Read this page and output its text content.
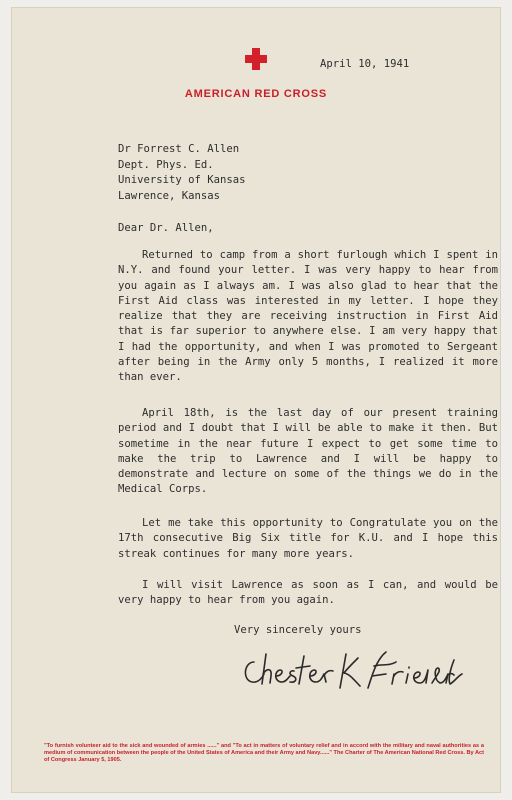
AMERICAN RED CROSS
April 10, 1941
Dr Forrest C. Allen
Dept. Phys. Ed.
University of Kansas
Lawrence, Kansas
Dear Dr. Allen,
Returned to camp from a short furlough which I spent in N.Y. and found your letter. I was very happy to hear from you again as I always am. I was also glad to hear that the First Aid class was interested in my letter. I hope they realize that they are receiving instruction in First Aid that is far superior to anywhere else. I am very happy that I had the opportunity, and when I was promoted to Sergeant after being in the Army only 5 months, I realized it more than ever.
April 18th, is the last day of our present training period and I doubt that I will be able to make it then. But sometime in the near future I expect to get some time to make the trip to Lawrence and I will be happy to demonstrate and lecture on some of the things we do in the Medical Corps.
Let me take this opportunity to Congratulate you on the 17th consecutive Big Six title for K.U. and I hope this streak continues for many more years.
I will visit Lawrence as soon as I can, and would be very happy to hear from you again.
Very sincerely yours
"To furnish volunteer aid to the sick and wounded of armies ......" and "To act in matters of voluntary relief and in accord with the military and naval authorities as a medium of communication between the people of the United States of America and their Army and Navy......" The Charter of The American National Red Cross. By Act of Congress January 5, 1905.
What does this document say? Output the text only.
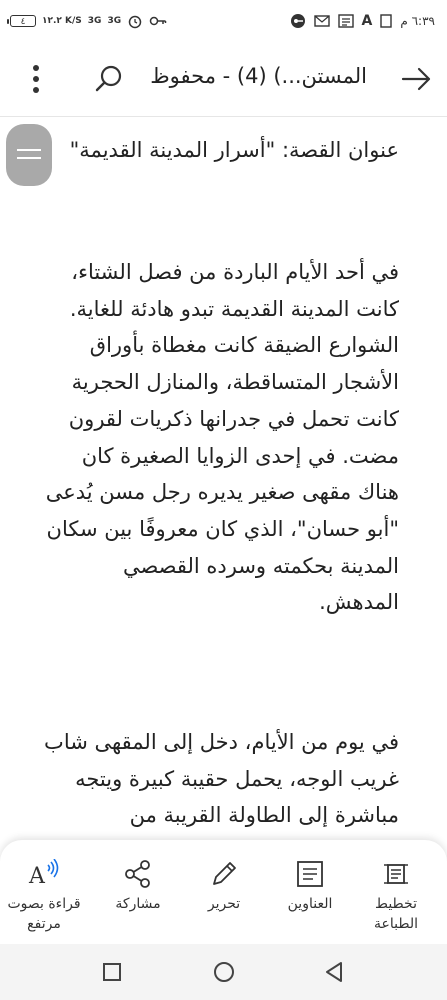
٤	١٢.٢ K/S 3G 3G	A ٦:٣٩ م
المستن...) (4) - محفوظ
عنوان القصة: "أسرار المدينة القديمة"

في أحد الأيام الباردة من فصل الشتاء، كانت المدينة القديمة تبدو هادئة للغاية. الشوارع الضيقة كانت مغطاة بأوراق الأشجار المتساقطة، والمنازل الحجرية كانت تحمل في جدرانها ذكريات لقرون مضت. في إحدى الزوايا الصغيرة كان هناك مقهى صغير يديره رجل مسن يُدعى "أبو حسان"، الذي كان معروفًا بين سكان المدينة بحكمته وسرده القصصي المدهش.

في يوم من الأيام، دخل إلى المقهى شاب غريب الوجه، يحمل حقيبة كبيرة ويتجه مباشرة إلى الطاولة القريبة من

A
قراءة بصوت مرتفع
مشاركة	تحرير	العناوين	تخطيط الطباعة
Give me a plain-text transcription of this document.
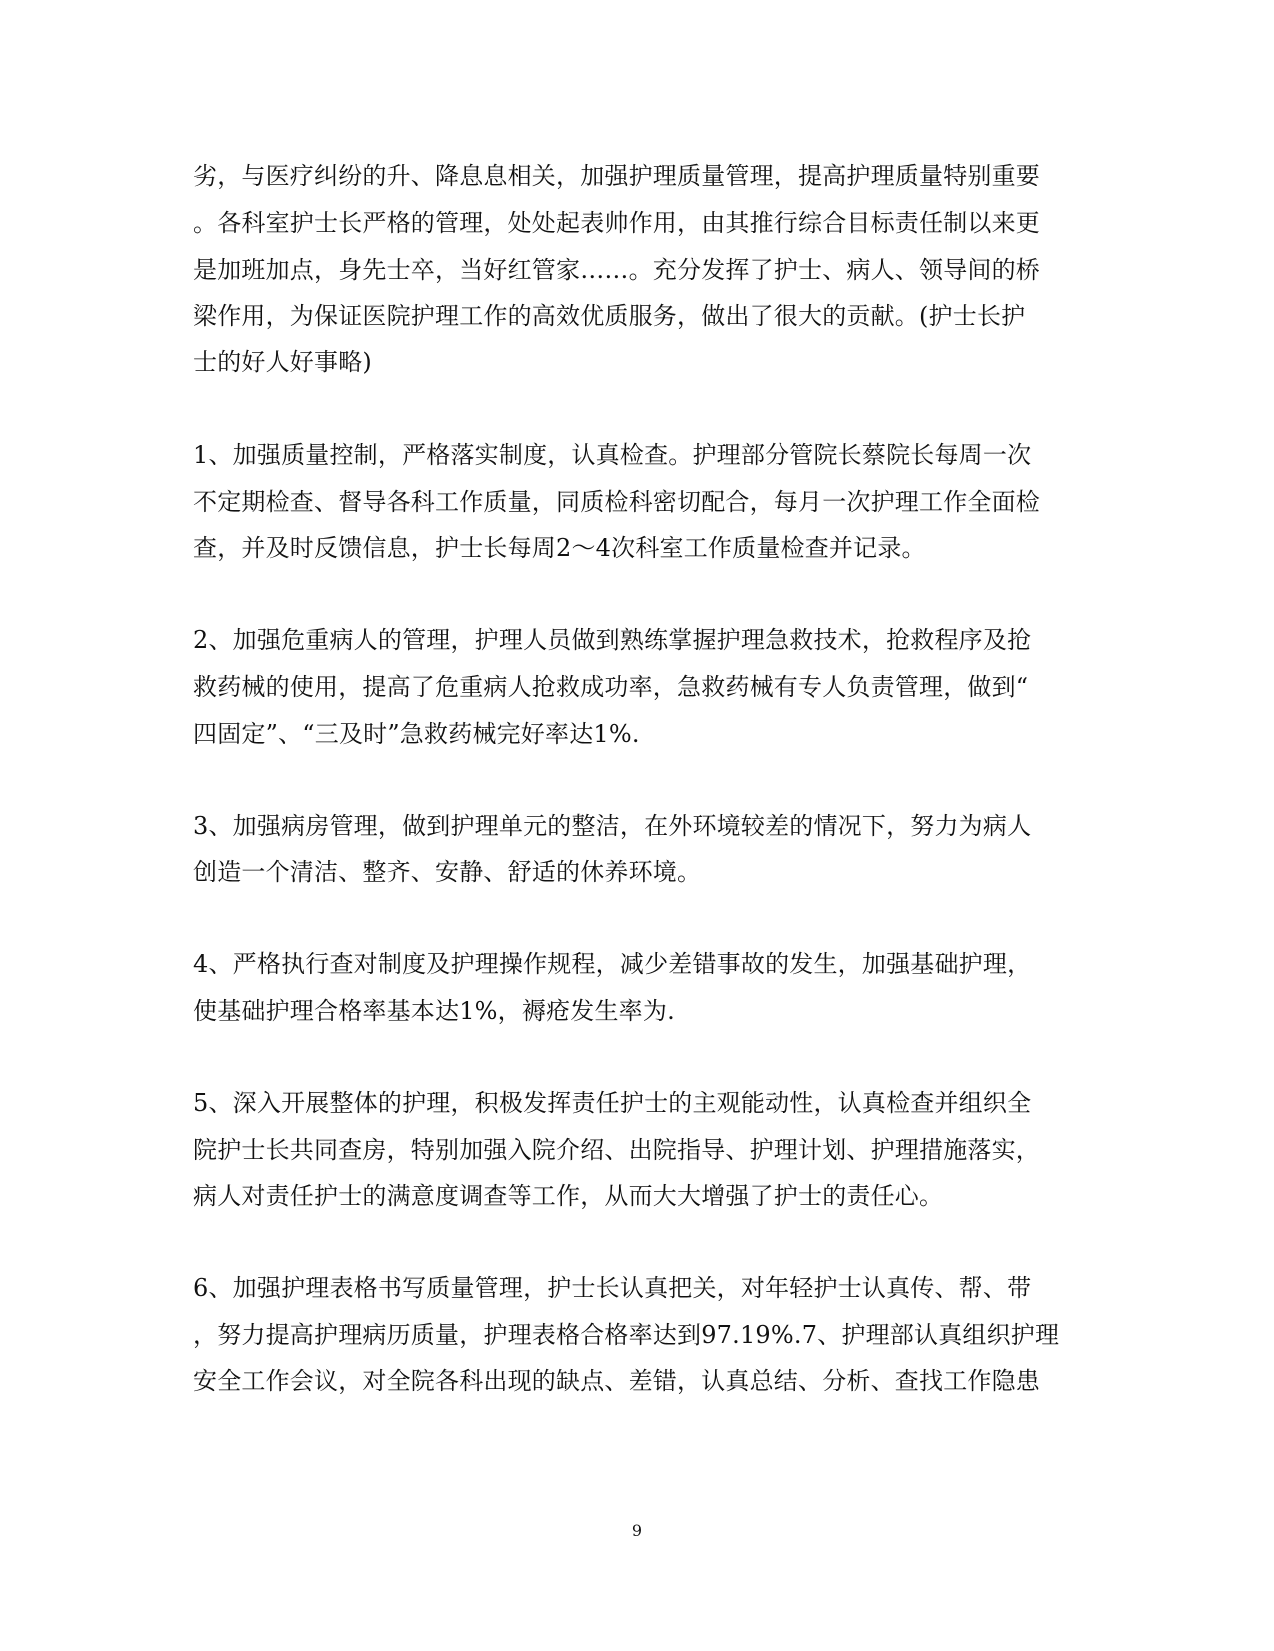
劣，与医疗纠纷的升、降息息相关，加强护理质量管理，提高护理质量特别重要
。各科室护士长严格的管理，处处起表帅作用，由其推行综合目标责任制以来更
是加班加点，身先士卒，当好红管家……。充分发挥了护士、病人、领导间的桥
梁作用，为保证医院护理工作的高效优质服务，做出了很大的贡献。(护士长护
士的好人好事略)
1、加强质量控制，严格落实制度，认真检查。护理部分管院长蔡院长每周一次
不定期检查、督导各科工作质量，同质检科密切配合，每月一次护理工作全面检
查，并及时反馈信息，护士长每周2～4次科室工作质量检查并记录。
2、加强危重病人的管理，护理人员做到熟练掌握护理急救技术，抢救程序及抢
救药械的使用，提高了危重病人抢救成功率，急救药械有专人负责管理，做到“
四固定”、“三及时”急救药械完好率达1%.
3、加强病房管理，做到护理单元的整洁，在外环境较差的情况下，努力为病人
创造一个清洁、整齐、安静、舒适的休养环境。
4、严格执行查对制度及护理操作规程，减少差错事故的发生，加强基础护理，
使基础护理合格率基本达1%，褥疮发生率为.
5、深入开展整体的护理，积极发挥责任护士的主观能动性，认真检查并组织全
院护士长共同查房，特别加强入院介绍、出院指导、护理计划、护理措施落实，
病人对责任护士的满意度调查等工作，从而大大增强了护士的责任心。
6、加强护理表格书写质量管理，护士长认真把关，对年轻护士认真传、帮、带
，努力提高护理病历质量，护理表格合格率达到97.19%.7、护理部认真组织护理
安全工作会议，对全院各科出现的缺点、差错，认真总结、分析、查找工作隐患
9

——

-- Problem to solve --
Make an exact copy of the data above, pictures excluded.

-- Task output --
Read this page and output its text content.
AMERICAN RED CROSS
April 10, 1941
Dr Forrest C. Allen
Dept. Phys. Ed.
University of Kansas
Lawrence, Kansas
Dear Dr. Allen,
Returned to camp from a short furlough which I spent in N.Y. and found your letter. I was very happy to hear from you again as I always am. I was also glad to hear that the First Aid class was interested in my letter. I hope they realize that they are receiving instruction in First Aid that is far superior to anywhere else. I am very happy that I had the opportunity, and when I was promoted to Sergeant after being in the Army only 5 months, I realized it more than ever.
April 18th, is the last day of our present training period and I doubt that I will be able to make it then. But sometime in the near future I expect to get some time to make the trip to Lawrence and I will be happy to demonstrate and lecture on some of the things we do in the Medical Corps.
Let me take this opportunity to Congratulate you on the 17th consecutive Big Six title for K.U. and I hope this streak continues for many more years.
I will visit Lawrence as soon as I can, and would be very happy to hear from you again.
Very sincerely yours
"To furnish volunteer aid to the sick and wounded of armies ......" and "To act in matters of voluntary relief and in accord with the military and naval authorities as a medium of communication between the people of the United States of America and their Army and Navy......" The Charter of The American National Red Cross. By Act of Congress January 5, 1905.
What does this document say? Output the text only.
٤	١٢.٢ K/S 3G 3G	A ٦:٣٩ م
المستن...) (4) - محفوظ
عنوان القصة: "أسرار المدينة القديمة"

في أحد الأيام الباردة من فصل الشتاء، كانت المدينة القديمة تبدو هادئة للغاية. الشوارع الضيقة كانت مغطاة بأوراق الأشجار المتساقطة، والمنازل الحجرية كانت تحمل في جدرانها ذكريات لقرون مضت. في إحدى الزوايا الصغيرة كان هناك مقهى صغير يديره رجل مسن يُدعى "أبو حسان"، الذي كان معروفًا بين سكان المدينة بحكمته وسرده القصصي المدهش.

في يوم من الأيام، دخل إلى المقهى شاب غريب الوجه، يحمل حقيبة كبيرة ويتجه مباشرة إلى الطاولة القريبة من

A
قراءة بصوت مرتفع
مشاركة	تحرير	العناوين	تخطيط الطباعة
Give me a plain-text transcription of this document.
劣，与医疗纠纷的升、降息息相关，加强护理质量管理，提高护理质量特别重要
。各科室护士长严格的管理，处处起表帅作用，由其推行综合目标责任制以来更
是加班加点，身先士卒，当好红管家……。充分发挥了护士、病人、领导间的桥
梁作用，为保证医院护理工作的高效优质服务，做出了很大的贡献。(护士长护
士的好人好事略)
1、加强质量控制，严格落实制度，认真检查。护理部分管院长蔡院长每周一次
不定期检查、督导各科工作质量，同质检科密切配合，每月一次护理工作全面检
查，并及时反馈信息，护士长每周2～4次科室工作质量检查并记录。
2、加强危重病人的管理，护理人员做到熟练掌握护理急救技术，抢救程序及抢
救药械的使用，提高了危重病人抢救成功率，急救药械有专人负责管理，做到“
四固定”、“三及时”急救药械完好率达1%.
3、加强病房管理，做到护理单元的整洁，在外环境较差的情况下，努力为病人
创造一个清洁、整齐、安静、舒适的休养环境。
4、严格执行查对制度及护理操作规程，减少差错事故的发生，加强基础护理，
使基础护理合格率基本达1%，褥疮发生率为.
5、深入开展整体的护理，积极发挥责任护士的主观能动性，认真检查并组织全
院护士长共同查房，特别加强入院介绍、出院指导、护理计划、护理措施落实，
病人对责任护士的满意度调查等工作，从而大大增强了护士的责任心。
6、加强护理表格书写质量管理，护士长认真把关，对年轻护士认真传、帮、带
，努力提高护理病历质量，护理表格合格率达到97.19%.7、护理部认真组织护理
安全工作会议，对全院各科出现的缺点、差错，认真总结、分析、查找工作隐患
9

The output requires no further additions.